Reproduce all lines of the listing below in which the word "подраздела" occurs.

Exercise data:
######
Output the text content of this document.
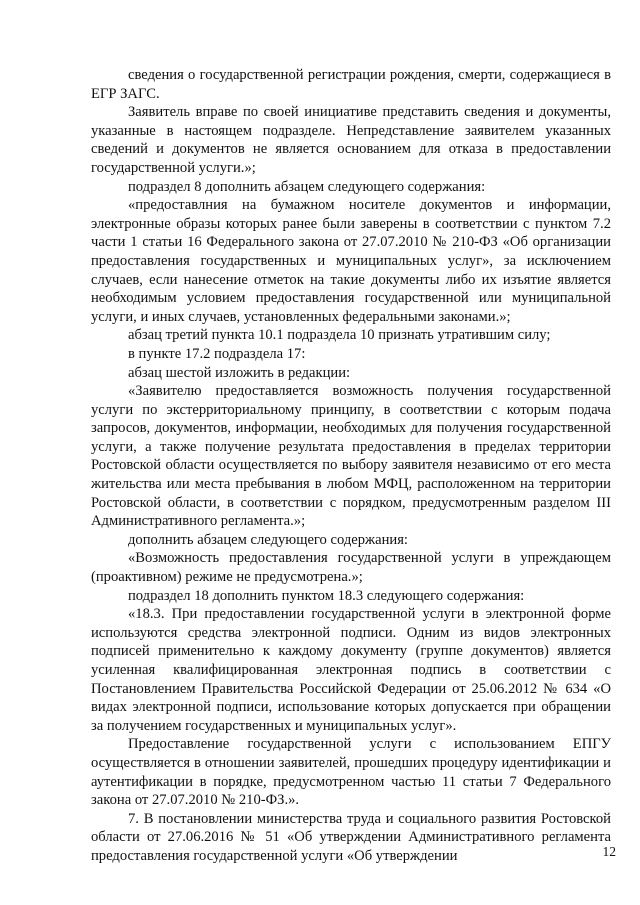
сведения о государственной регистрации рождения, смерти, содержащиеся в ЕГР ЗАГС.

Заявитель вправе по своей инициативе представить сведения и документы, указанные в настоящем подразделе. Непредставление заявителем указанных сведений и документов не является основанием для отказа в предоставлении государственной услуги.»;

подраздел 8 дополнить абзацем следующего содержания:

«предоставлния на бумажном носителе документов и информации, электронные образы которых ранее были заверены в соответствии с пунктом 7.2 части 1 статьи 16 Федерального закона от 27.07.2010 № 210-ФЗ «Об организации предоставления государственных и муниципальных услуг», за исключением случаев, если нанесение отметок на такие документы либо их изъятие является необходимым условием предоставления государственной или муниципальной услуги, и иных случаев, установленных федеральными законами.»;

абзац третий пункта 10.1 подраздела 10 признать утратившим силу;

в пункте 17.2 подраздела 17:

абзац шестой изложить в редакции:

«Заявителю предоставляется возможность получения государственной услуги по экстерриториальному принципу, в соответствии с которым подача запросов, документов, информации, необходимых для получения государственной услуги, а также получение результата предоставления в пределах территории Ростовской области осуществляется по выбору заявителя независимо от его места жительства или места пребывания в любом МФЦ, расположенном на территории Ростовской области, в соответствии с порядком, предусмотренным разделом III Административного регламента.»;

дополнить абзацем следующего содержания:

«Возможность предоставления государственной услуги в упреждающем (проактивном) режиме не предусмотрена.»;

подраздел 18 дополнить пунктом 18.3 следующего содержания:

«18.3. При предоставлении государственной услуги в электронной форме используются средства электронной подписи. Одним из видов электронных подписей применительно к каждому документу (группе документов) является усиленная квалифицированная электронная подпись в соответствии с Постановлением Правительства Российской Федерации от 25.06.2012 № 634 «О видах электронной подписи, использование которых допускается при обращении за получением государственных и муниципальных услуг».

Предоставление государственной услуги с использованием ЕПГУ осуществляется в отношении заявителей, прошедших процедуру идентификации и аутентификации в порядке, предусмотренном частью 11 статьи 7 Федерального закона от 27.07.2010 № 210-ФЗ.».

7. В постановлении министерства труда и социального развития Ростовской области от 27.06.2016 № 51 «Об утверждении Административного регламента предоставления государственной услуги «Об утверждении	12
######
Reply to the task:
абзац третий пункта 10.1 подраздела 10 признать утратившим силу;
в пункте 17.2 подраздела 17:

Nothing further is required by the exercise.